| Listings of boxed layout items |
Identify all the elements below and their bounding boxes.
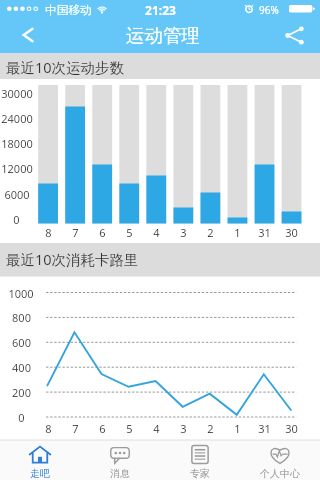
- staticText: 4: [153, 225, 160, 239]
- staticText: 200: [12, 385, 31, 399]
- button[interactable]: Share: [272, 18, 316, 52]
- staticText: 96%: [259, 3, 279, 17]
- staticText: 6000: [4, 187, 30, 201]
- staticText: 7: [72, 421, 79, 435]
- staticText: 21:23: [145, 2, 176, 17]
- staticText: 18000: [1, 136, 33, 150]
- staticText: 30: [285, 225, 298, 239]
- button[interactable]: 走吧: [0, 440, 80, 480]
- button[interactable]: Back: [6, 18, 50, 51]
- staticText: 8: [45, 421, 52, 435]
- staticText: 个人中心: [260, 467, 300, 480]
- button[interactable]: 专家: [160, 440, 240, 480]
- staticText: 消息: [110, 467, 130, 480]
- staticText: 31: [258, 225, 271, 239]
- button[interactable]: 个人中心: [240, 440, 320, 480]
- staticText: 7: [72, 225, 79, 239]
- staticText: 中国移动: [45, 3, 92, 17]
- staticText: 4: [153, 421, 160, 435]
- staticText: 0: [13, 212, 20, 226]
- staticText: 5: [126, 225, 133, 239]
- staticText: 31: [258, 421, 271, 435]
- staticText: 8: [45, 225, 52, 239]
- button[interactable]: 消息: [80, 440, 160, 480]
- staticText: 12000: [1, 161, 33, 175]
- staticText: 800: [12, 310, 31, 324]
- staticText: 1: [234, 421, 241, 435]
- staticText: 30: [285, 421, 298, 435]
- staticText: 24000: [1, 111, 33, 125]
- staticText: 1000: [8, 286, 34, 300]
- staticText: 5: [126, 421, 133, 435]
- staticText: 400: [12, 360, 31, 374]
- staticText: 3: [180, 421, 187, 435]
- staticText: 2: [207, 421, 214, 435]
- staticText: 0: [18, 410, 25, 424]
- staticText: 2: [207, 225, 214, 239]
- staticText: 600: [12, 335, 31, 349]
- staticText: 3: [180, 225, 187, 239]
- staticText: 1: [234, 225, 241, 239]
- staticText: 最近10次消耗卡路里: [6, 249, 139, 269]
- staticText: 6: [99, 421, 106, 435]
- staticText: 最近10次运动步数: [6, 57, 125, 75]
- staticText: 走吧: [30, 467, 50, 480]
- staticText: 6: [99, 225, 106, 239]
- staticText: 30000: [1, 86, 33, 100]
- staticText: 专家: [190, 467, 210, 480]
- staticText: 运动管理: [126, 24, 200, 46]
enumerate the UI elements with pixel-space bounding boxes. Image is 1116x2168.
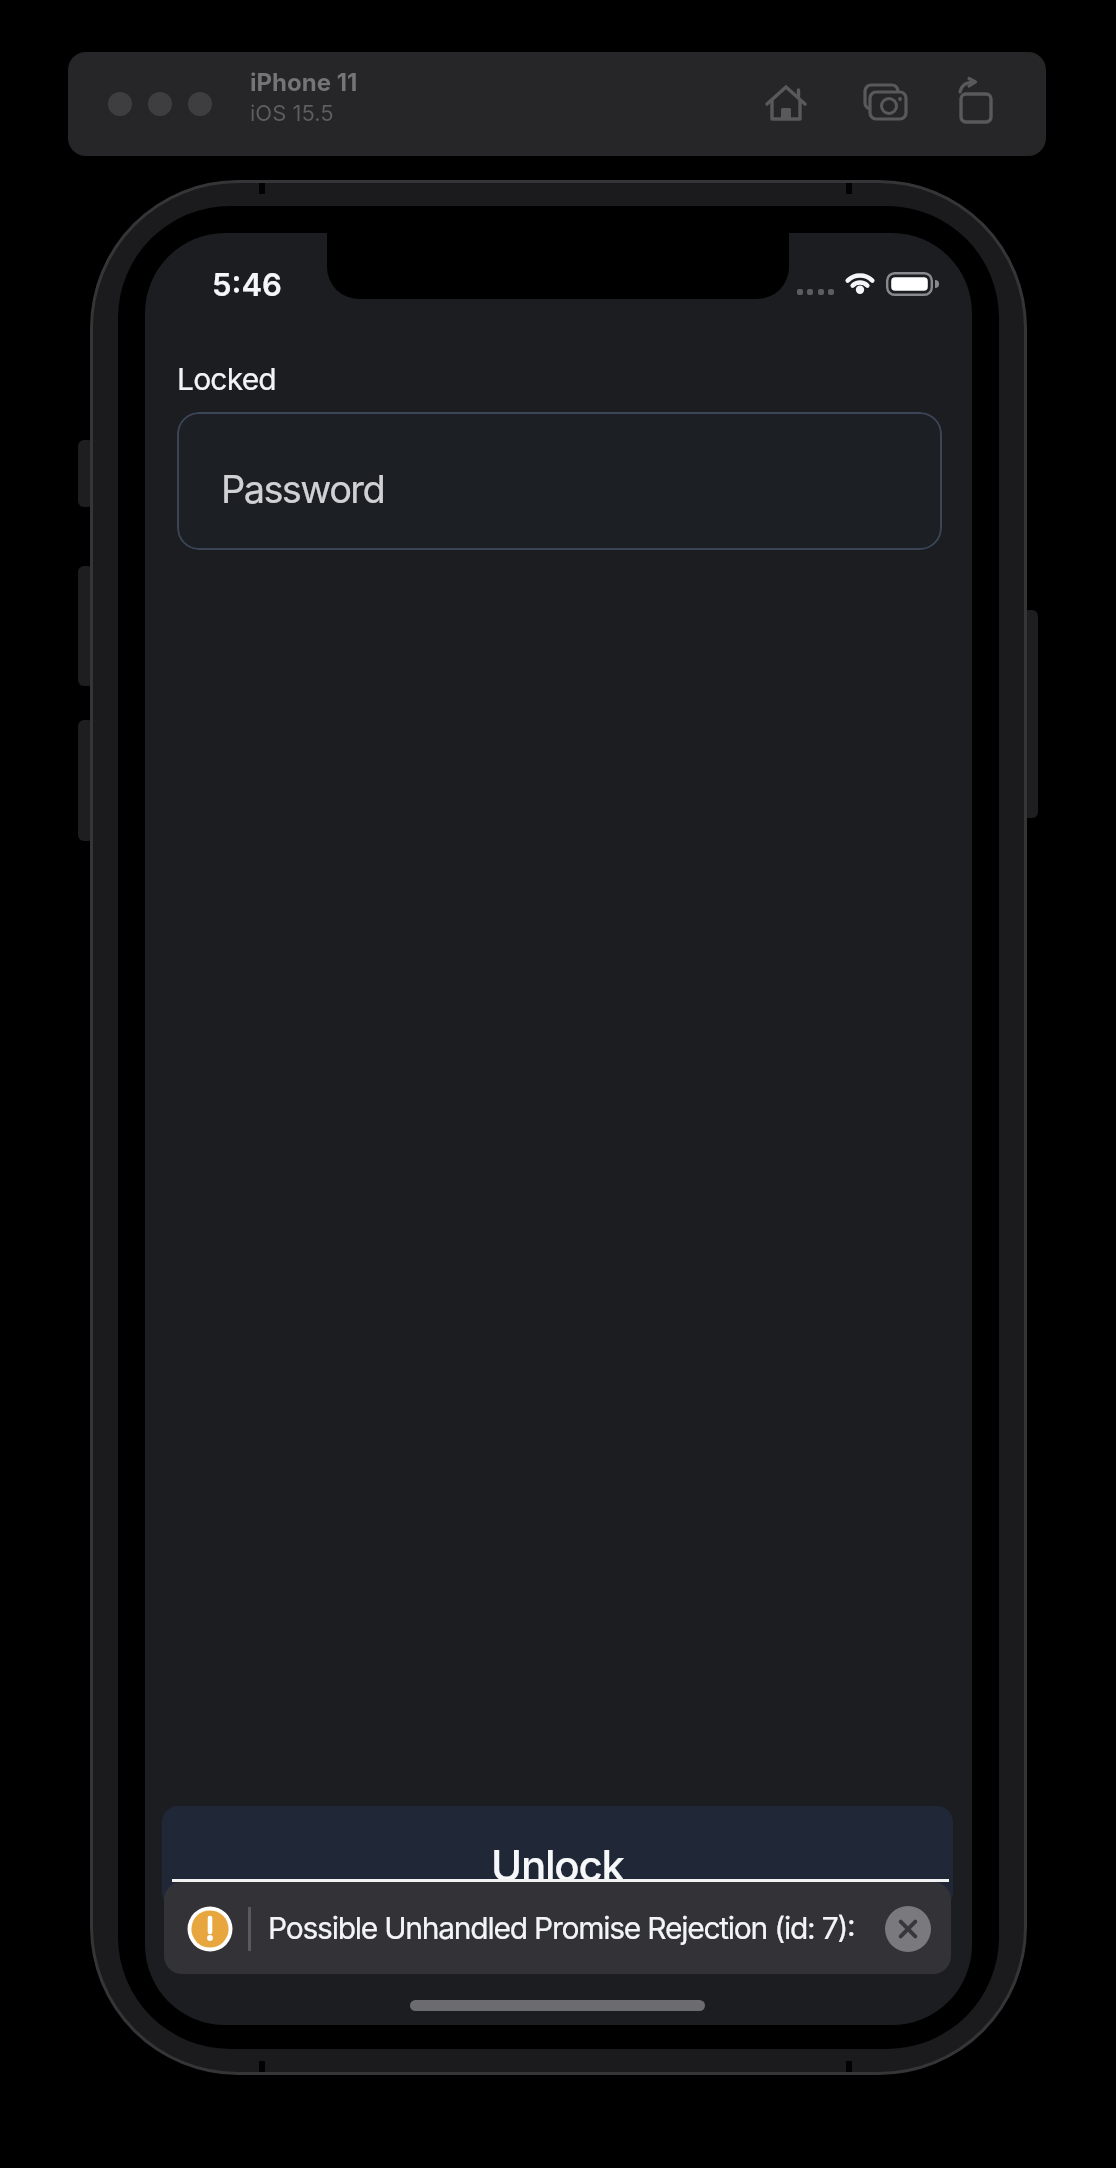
button[interactable]: Password <box>177 412 942 550</box>
staticText: iOS 15.5 <box>250 100 334 127</box>
staticText: 5:46 <box>212 266 282 304</box>
staticText: Password <box>221 466 385 512</box>
button[interactable] <box>885 1906 931 1952</box>
staticText: Possible Unhandled Promise Rejection (id… <box>268 1910 855 1946</box>
staticText: iPhone 11 <box>250 68 358 97</box>
staticText: Unlock <box>491 1840 624 1891</box>
button[interactable] <box>108 92 132 116</box>
button[interactable] <box>763 80 809 126</box>
staticText: Locked <box>177 361 276 397</box>
button[interactable] <box>188 92 212 116</box>
button[interactable] <box>148 92 172 116</box>
button[interactable]: Possible Unhandled Promise Rejection (id… <box>164 1882 951 1974</box>
button[interactable] <box>952 78 1000 128</box>
button[interactable]: Unlock <box>162 1806 953 1908</box>
button[interactable] <box>860 80 910 126</box>
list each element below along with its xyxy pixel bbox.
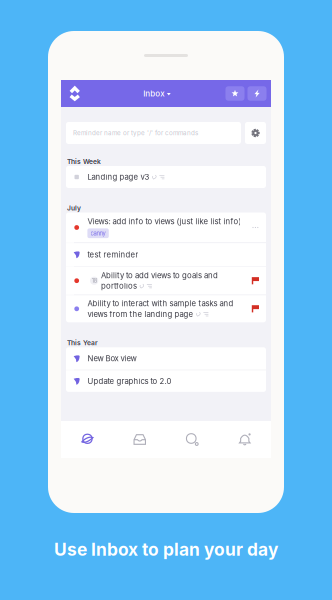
staticText: Update graphics to 2.0 xyxy=(87,376,171,386)
button[interactable]: Home xyxy=(61,421,114,458)
staticText: July xyxy=(67,204,81,212)
staticText: Ability to add views to goals and xyxy=(101,271,218,280)
button[interactable]: Quick actions xyxy=(248,86,266,101)
staticText: Views: add info to views (just like list… xyxy=(87,217,241,226)
staticText: Use Inbox to plan your day xyxy=(54,539,278,560)
staticText: Landing page v3 xyxy=(87,172,149,182)
staticText: This Year xyxy=(67,339,98,347)
button[interactable]: Inbox xyxy=(143,80,171,107)
button[interactable]: Landing page v3 xyxy=(66,166,266,188)
button[interactable]: ClickUp home xyxy=(61,80,88,107)
staticText: views from the landing page xyxy=(87,309,193,319)
button[interactable]: Update graphics to 2.0 xyxy=(66,370,266,392)
button[interactable]: Ability to interact with sample tasks an… xyxy=(66,295,266,322)
button[interactable]: Settings xyxy=(245,122,266,144)
staticText: New Box view xyxy=(87,354,136,363)
staticText: canny xyxy=(91,230,106,237)
button[interactable]: Favorites xyxy=(226,86,244,101)
staticText: Reminder name or type '/' for commands xyxy=(73,129,198,137)
button[interactable]: 18 xyxy=(66,267,266,295)
button[interactable]: test reminder xyxy=(66,243,266,266)
staticText: 18 xyxy=(92,277,97,284)
button[interactable]: Search xyxy=(166,421,218,458)
button[interactable]: Reminder name or type '/' for commands xyxy=(66,122,241,144)
staticText: portfolios xyxy=(101,281,137,291)
staticText: This Week xyxy=(67,158,101,166)
button[interactable]: Views: add info to views (just like list… xyxy=(66,212,266,242)
button[interactable]: Notifications xyxy=(218,421,271,458)
button[interactable]: New Box view xyxy=(66,347,266,370)
button[interactable]: Inbox xyxy=(114,421,166,458)
staticText: test reminder xyxy=(87,250,138,259)
staticText: Ability to interact with sample tasks an… xyxy=(87,299,233,308)
staticText: Inbox xyxy=(143,89,164,98)
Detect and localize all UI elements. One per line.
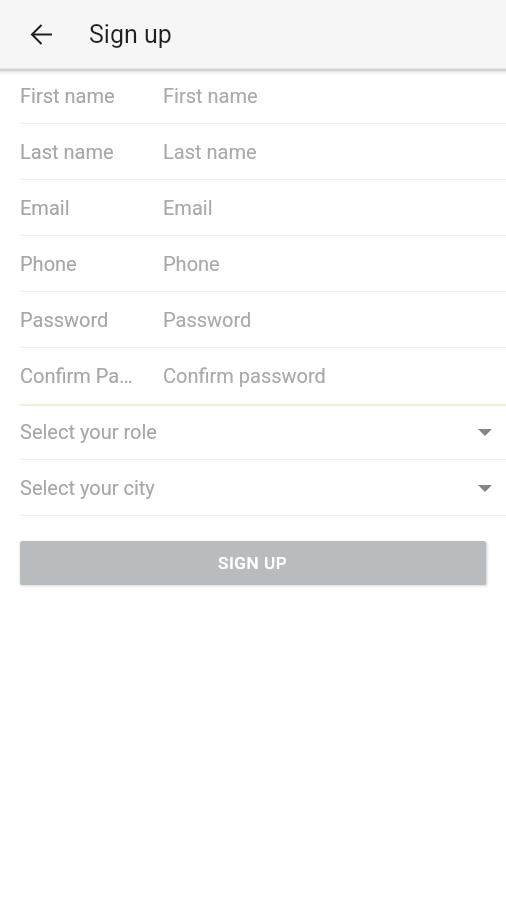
staticText: Confirm password bbox=[163, 364, 326, 387]
button[interactable]: Phone bbox=[0, 236, 506, 292]
staticText: Phone bbox=[20, 252, 133, 275]
staticText: First name bbox=[163, 84, 258, 107]
staticText: Last name bbox=[20, 140, 133, 163]
staticText: Sign up bbox=[89, 20, 172, 49]
staticText: Password bbox=[20, 308, 133, 331]
staticText: Email bbox=[20, 196, 133, 219]
button[interactable]: Password bbox=[0, 292, 506, 348]
staticText: Email bbox=[163, 196, 213, 219]
staticText: Phone bbox=[163, 252, 220, 275]
staticText: Select your role bbox=[20, 420, 157, 443]
button[interactable]: Back bbox=[24, 17, 58, 51]
button[interactable]: Email bbox=[0, 180, 506, 236]
staticText: Select your city bbox=[20, 476, 155, 499]
staticText: Confirm Password bbox=[20, 364, 133, 387]
button[interactable]: First name bbox=[0, 68, 506, 124]
staticText: First name bbox=[20, 84, 133, 107]
button[interactable]: Last name bbox=[0, 124, 506, 180]
button[interactable]: Select your role bbox=[0, 404, 506, 460]
staticText: SIGN UP bbox=[218, 553, 288, 573]
button[interactable]: Select your city bbox=[0, 460, 506, 516]
staticText: Password bbox=[163, 308, 252, 331]
button[interactable]: SIGN UP bbox=[20, 541, 486, 585]
button[interactable]: Confirm Password bbox=[0, 348, 506, 404]
staticText: Last name bbox=[163, 140, 257, 163]
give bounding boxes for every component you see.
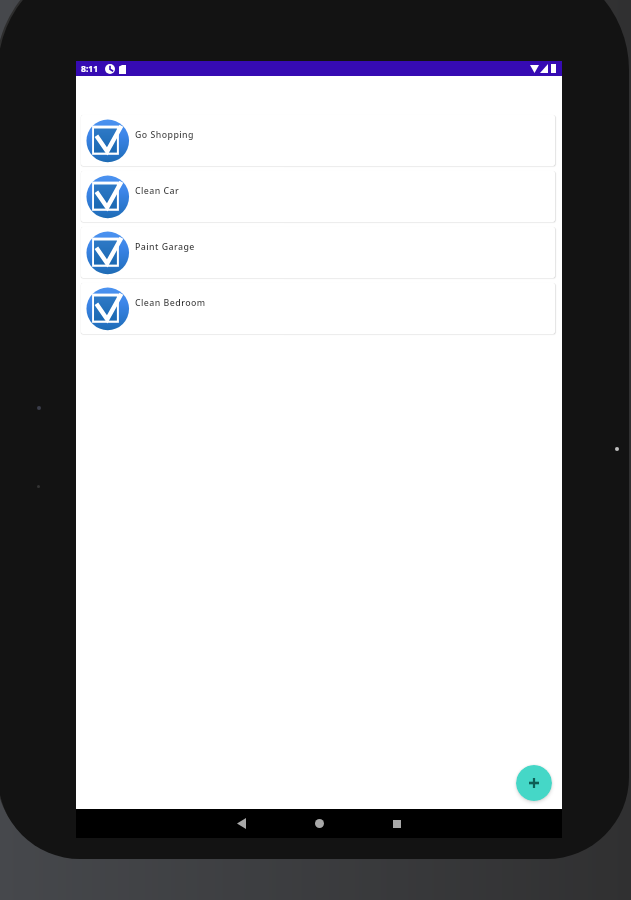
staticText: Clean Car	[135, 185, 180, 197]
button[interactable]: Clean Car	[81, 171, 555, 222]
button[interactable]: Paint Garage	[81, 227, 555, 278]
staticText: Go Shopping	[135, 129, 194, 141]
button[interactable]: Go Shopping	[81, 115, 555, 166]
button[interactable]: Recents	[382, 809, 412, 838]
button[interactable]: Back	[226, 809, 256, 838]
button[interactable]: Add task	[516, 765, 552, 801]
button[interactable]: Clean Bedroom	[81, 283, 555, 334]
staticText: Clean Bedroom	[135, 297, 206, 309]
staticText: 8:11	[81, 63, 99, 75]
staticText: Paint Garage	[135, 241, 195, 253]
button[interactable]: Home	[304, 809, 334, 838]
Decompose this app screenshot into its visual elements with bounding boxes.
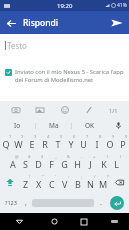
staticText: C — [49, 178, 55, 190]
button[interactable]: / — [84, 172, 97, 192]
staticText: ( — [107, 154, 109, 159]
button[interactable]: ; — [71, 172, 84, 192]
staticText: Z — [23, 178, 29, 190]
staticText: , — [25, 198, 27, 208]
staticText: 7 — [86, 134, 89, 139]
button[interactable]: Recent apps — [69, 213, 99, 230]
button[interactable]: 1/1 — [106, 103, 120, 117]
button[interactable]: # — [19, 152, 32, 172]
staticText: 19:20 — [57, 2, 73, 10]
staticText: 2 — [21, 134, 24, 139]
button[interactable]: 2 — [12, 132, 25, 152]
staticText: " — [42, 174, 44, 179]
button[interactable]: - — [71, 152, 84, 172]
button[interactable]: : — [58, 172, 71, 192]
button[interactable]: @ — [6, 152, 19, 172]
button[interactable]: & — [58, 152, 71, 172]
staticText: + — [93, 154, 96, 159]
button[interactable]: OK — [72, 119, 107, 132]
staticText: N — [87, 178, 94, 190]
button[interactable]: ) — [110, 152, 123, 172]
button[interactable]: Home — [39, 213, 69, 230]
staticText: Io — [14, 121, 21, 130]
button[interactable]: + — [84, 152, 97, 172]
staticText: 5 — [60, 134, 63, 139]
staticText: D — [35, 158, 42, 170]
button[interactable]: Attach file — [82, 103, 96, 117]
staticText: M — [99, 178, 108, 190]
button[interactable]: Backspace — [110, 172, 129, 192]
staticText: Rispondi — [23, 17, 59, 29]
button[interactable]: Shift — [0, 172, 19, 192]
button[interactable]: 6 — [64, 132, 77, 152]
button[interactable]: Voice input — [107, 119, 129, 132]
staticText: V — [62, 178, 68, 190]
button[interactable]: ' — [45, 172, 58, 192]
staticText: 0 — [125, 134, 128, 139]
staticText: 6 — [73, 134, 76, 139]
staticText: H — [74, 158, 81, 170]
staticText: ; — [81, 174, 83, 179]
button[interactable]: 4 — [38, 132, 51, 152]
button[interactable]: Back — [0, 213, 39, 230]
staticText: : — [68, 174, 70, 179]
button[interactable]: ?123 — [2, 192, 20, 213]
button[interactable]: Hide keyboard — [99, 213, 129, 230]
staticText: T — [55, 138, 61, 150]
button[interactable]: Emoji — [58, 103, 72, 117]
button[interactable]: 0 — [116, 132, 129, 152]
staticText: J — [89, 158, 92, 170]
staticText: K — [101, 158, 107, 170]
button[interactable]: ! — [19, 172, 32, 192]
button[interactable]: Camera — [9, 103, 23, 117]
button[interactable]: ( — [97, 152, 110, 172]
staticText: ?123 — [5, 199, 17, 206]
staticText: P — [120, 138, 126, 150]
staticText: _ — [55, 154, 57, 159]
staticText: Inviato con il mio Nexus 5 - Scarica l'a… — [15, 68, 124, 84]
button[interactable]: , — [20, 192, 31, 213]
button[interactable]: 8 — [90, 132, 103, 152]
staticText: ) — [120, 154, 122, 159]
staticText: / — [94, 174, 96, 179]
button[interactable]: ? — [97, 172, 110, 192]
button[interactable]: 5 — [51, 132, 64, 152]
button[interactable]: Io — [0, 119, 35, 132]
staticText: ' — [55, 174, 56, 179]
button[interactable]: 3 — [25, 132, 38, 152]
staticText: # — [28, 154, 31, 159]
staticText: U — [80, 138, 87, 150]
button[interactable]: . — [95, 192, 106, 213]
staticText: G — [61, 158, 68, 170]
staticText: O — [106, 138, 114, 150]
button[interactable]: Gallery — [33, 103, 47, 117]
staticText: $ — [41, 154, 44, 159]
staticText: OK — [85, 121, 95, 130]
button[interactable]: 9 — [103, 132, 116, 152]
staticText: & — [67, 154, 70, 159]
staticText: F — [49, 158, 54, 170]
button[interactable]: Back — [2, 14, 20, 32]
staticText: Q — [2, 138, 10, 150]
staticText: R — [42, 138, 48, 150]
button[interactable]: $ — [32, 152, 45, 172]
staticText: 9 — [112, 134, 115, 139]
staticText: A — [10, 158, 16, 170]
button[interactable]: Inviato con il mio Nexus 5 - Scarica l'a… — [5, 68, 124, 84]
staticText: - — [81, 154, 83, 159]
staticText: @ — [15, 154, 19, 159]
button[interactable]: _ — [45, 152, 58, 172]
button[interactable]: Send — [108, 14, 126, 32]
staticText: 8 — [99, 134, 102, 139]
staticText: Ma — [49, 121, 59, 130]
button[interactable]: Ma — [36, 119, 71, 132]
staticText: B — [75, 178, 81, 190]
button[interactable]: 7 — [77, 132, 90, 152]
staticText: 41% — [117, 2, 127, 9]
staticText: X — [36, 178, 42, 190]
button[interactable]: 1 — [0, 132, 12, 152]
button[interactable]: Enter — [106, 192, 127, 213]
button[interactable]: " — [32, 172, 45, 192]
staticText: I — [95, 138, 99, 150]
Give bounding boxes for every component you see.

| GIVEN REQUEST |
Output the rows from the line with "staticText: Update graphics" to the line with "staticText: Ability to add", inclusive, as a JSON list of strings with one string per line and blank lines omitted.

| SOLUTION TO THIS TASK |
[
  "staticText: Update graphics to 2.0 xyxy=(87,376,171,386)",
  "button[interactable]: Home xyxy=(61,421,114,458)",
  "staticText: July xyxy=(67,204,81,212)",
  "staticText: Ability to add views to goals and xyxy=(101,271,218,280)"
]